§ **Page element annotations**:
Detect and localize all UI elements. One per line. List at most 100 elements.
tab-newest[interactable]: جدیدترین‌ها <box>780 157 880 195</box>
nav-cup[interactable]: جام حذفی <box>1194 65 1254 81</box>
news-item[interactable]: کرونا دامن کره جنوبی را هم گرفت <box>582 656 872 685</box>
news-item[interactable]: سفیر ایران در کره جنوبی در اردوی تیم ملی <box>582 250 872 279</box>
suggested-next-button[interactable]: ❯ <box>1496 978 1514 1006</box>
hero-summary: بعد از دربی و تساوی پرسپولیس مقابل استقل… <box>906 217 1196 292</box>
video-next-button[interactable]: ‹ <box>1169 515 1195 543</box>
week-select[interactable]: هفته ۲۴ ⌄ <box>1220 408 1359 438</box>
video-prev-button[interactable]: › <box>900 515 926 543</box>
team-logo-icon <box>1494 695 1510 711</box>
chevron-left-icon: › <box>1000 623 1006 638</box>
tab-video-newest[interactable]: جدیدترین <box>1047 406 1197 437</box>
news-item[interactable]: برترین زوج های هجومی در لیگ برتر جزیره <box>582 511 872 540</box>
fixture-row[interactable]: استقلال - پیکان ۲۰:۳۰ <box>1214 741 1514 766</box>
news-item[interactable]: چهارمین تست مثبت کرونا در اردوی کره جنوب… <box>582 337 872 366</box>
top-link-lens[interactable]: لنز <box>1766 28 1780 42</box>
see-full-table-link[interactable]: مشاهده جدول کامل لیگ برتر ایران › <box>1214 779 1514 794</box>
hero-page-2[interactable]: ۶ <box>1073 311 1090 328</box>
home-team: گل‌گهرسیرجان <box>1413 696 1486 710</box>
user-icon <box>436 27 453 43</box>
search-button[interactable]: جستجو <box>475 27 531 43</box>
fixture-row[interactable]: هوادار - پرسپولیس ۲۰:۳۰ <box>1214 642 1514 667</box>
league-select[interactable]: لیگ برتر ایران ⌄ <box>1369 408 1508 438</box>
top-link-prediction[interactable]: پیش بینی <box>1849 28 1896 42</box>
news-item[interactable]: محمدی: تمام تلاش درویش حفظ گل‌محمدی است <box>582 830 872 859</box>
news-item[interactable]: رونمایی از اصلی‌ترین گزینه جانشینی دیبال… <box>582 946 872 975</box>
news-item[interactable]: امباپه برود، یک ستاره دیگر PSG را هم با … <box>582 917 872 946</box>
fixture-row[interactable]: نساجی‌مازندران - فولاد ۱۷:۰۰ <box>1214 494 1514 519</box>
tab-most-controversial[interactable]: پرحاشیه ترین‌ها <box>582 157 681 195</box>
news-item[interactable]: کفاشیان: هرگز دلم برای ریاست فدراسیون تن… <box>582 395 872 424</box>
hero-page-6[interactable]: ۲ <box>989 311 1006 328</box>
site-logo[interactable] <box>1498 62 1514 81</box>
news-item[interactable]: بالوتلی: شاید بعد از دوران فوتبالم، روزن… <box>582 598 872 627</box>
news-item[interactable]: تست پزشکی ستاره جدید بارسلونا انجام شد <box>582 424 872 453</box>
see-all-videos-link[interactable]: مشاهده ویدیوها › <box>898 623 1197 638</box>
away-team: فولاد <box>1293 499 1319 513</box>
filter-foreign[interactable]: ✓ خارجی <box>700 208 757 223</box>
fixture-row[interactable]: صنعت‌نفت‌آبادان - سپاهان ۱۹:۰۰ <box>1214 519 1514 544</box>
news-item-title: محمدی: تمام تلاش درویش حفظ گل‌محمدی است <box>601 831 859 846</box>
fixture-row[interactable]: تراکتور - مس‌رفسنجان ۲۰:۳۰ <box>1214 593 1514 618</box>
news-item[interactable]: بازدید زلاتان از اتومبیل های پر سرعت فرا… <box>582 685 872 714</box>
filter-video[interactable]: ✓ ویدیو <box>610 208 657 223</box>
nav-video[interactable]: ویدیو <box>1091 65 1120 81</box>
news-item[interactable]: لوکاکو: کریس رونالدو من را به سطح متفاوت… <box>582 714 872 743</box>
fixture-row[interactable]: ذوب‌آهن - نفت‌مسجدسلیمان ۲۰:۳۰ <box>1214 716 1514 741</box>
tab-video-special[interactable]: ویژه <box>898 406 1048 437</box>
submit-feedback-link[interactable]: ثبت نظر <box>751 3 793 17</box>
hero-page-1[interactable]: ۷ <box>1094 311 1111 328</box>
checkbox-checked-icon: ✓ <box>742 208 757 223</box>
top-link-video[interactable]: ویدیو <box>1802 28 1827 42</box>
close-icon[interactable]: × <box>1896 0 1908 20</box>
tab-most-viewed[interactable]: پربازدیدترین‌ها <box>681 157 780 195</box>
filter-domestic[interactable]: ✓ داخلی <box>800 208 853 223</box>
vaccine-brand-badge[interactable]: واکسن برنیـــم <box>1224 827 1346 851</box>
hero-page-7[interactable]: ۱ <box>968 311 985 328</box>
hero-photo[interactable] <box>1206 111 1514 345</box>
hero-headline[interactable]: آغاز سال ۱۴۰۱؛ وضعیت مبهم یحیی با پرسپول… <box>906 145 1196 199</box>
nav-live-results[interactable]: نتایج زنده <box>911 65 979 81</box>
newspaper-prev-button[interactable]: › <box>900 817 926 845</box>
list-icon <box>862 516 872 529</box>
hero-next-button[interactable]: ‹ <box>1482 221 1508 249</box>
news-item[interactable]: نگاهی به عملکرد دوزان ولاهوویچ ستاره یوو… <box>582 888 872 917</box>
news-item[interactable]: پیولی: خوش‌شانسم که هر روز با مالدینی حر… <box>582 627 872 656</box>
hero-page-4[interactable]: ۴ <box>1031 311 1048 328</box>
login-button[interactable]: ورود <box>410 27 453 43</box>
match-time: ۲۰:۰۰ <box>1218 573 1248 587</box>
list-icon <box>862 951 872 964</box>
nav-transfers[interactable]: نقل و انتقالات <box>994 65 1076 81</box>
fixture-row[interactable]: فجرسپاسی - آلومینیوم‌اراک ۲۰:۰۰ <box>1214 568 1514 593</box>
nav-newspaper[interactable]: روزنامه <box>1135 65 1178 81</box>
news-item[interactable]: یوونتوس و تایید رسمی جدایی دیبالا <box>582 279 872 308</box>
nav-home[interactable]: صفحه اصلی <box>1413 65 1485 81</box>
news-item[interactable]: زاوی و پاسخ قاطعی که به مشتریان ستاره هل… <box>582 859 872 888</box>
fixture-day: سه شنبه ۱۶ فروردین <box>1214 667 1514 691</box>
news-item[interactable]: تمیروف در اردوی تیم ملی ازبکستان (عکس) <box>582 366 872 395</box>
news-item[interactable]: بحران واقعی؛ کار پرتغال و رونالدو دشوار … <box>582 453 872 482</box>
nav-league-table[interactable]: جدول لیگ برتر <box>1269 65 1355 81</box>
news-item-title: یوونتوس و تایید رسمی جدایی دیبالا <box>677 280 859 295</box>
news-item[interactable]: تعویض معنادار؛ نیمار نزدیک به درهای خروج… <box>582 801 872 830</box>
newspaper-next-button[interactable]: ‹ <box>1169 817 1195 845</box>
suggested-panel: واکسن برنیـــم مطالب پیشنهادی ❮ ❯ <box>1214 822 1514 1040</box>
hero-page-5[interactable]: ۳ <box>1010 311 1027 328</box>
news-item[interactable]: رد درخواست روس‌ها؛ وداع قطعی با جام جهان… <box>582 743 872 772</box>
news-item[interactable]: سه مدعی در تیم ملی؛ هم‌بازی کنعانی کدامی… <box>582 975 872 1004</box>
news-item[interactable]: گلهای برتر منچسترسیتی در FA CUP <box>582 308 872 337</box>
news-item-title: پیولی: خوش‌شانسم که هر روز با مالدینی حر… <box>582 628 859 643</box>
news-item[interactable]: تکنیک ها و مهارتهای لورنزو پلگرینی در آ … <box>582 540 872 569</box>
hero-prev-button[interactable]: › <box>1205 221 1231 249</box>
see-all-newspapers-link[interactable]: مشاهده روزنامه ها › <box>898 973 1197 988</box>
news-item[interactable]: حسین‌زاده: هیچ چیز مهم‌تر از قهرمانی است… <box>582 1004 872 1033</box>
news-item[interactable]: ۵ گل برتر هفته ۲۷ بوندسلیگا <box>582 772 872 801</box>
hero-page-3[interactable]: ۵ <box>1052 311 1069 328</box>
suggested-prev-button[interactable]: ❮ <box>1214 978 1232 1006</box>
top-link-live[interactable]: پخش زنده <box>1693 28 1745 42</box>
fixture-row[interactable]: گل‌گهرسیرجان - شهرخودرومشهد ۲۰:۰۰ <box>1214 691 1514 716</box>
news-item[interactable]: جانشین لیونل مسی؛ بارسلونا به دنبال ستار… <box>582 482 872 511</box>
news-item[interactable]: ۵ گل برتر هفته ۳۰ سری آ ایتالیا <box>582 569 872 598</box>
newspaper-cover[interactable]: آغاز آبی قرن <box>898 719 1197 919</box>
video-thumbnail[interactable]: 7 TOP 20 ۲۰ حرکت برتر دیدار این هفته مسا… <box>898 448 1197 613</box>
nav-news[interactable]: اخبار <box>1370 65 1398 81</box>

§ **Exercise description**: Copy the listing from its first line up to and including the line containing "week-select[interactable]: هفته ۲۴".

§ **Exercise output**:
Detect and localize all UI elements. One per line. List at most 100 elements.
tab-newest[interactable]: جدیدترین‌ها <box>780 157 880 195</box>
nav-cup[interactable]: جام حذفی <box>1194 65 1254 81</box>
news-item[interactable]: کرونا دامن کره جنوبی را هم گرفت <box>582 656 872 685</box>
news-item[interactable]: سفیر ایران در کره جنوبی در اردوی تیم ملی <box>582 250 872 279</box>
suggested-next-button[interactable]: ❯ <box>1496 978 1514 1006</box>
hero-summary: بعد از دربی و تساوی پرسپولیس مقابل استقل… <box>906 217 1196 292</box>
video-next-button[interactable]: ‹ <box>1169 515 1195 543</box>
week-select[interactable]: هفته ۲۴ ⌄ <box>1220 408 1359 438</box>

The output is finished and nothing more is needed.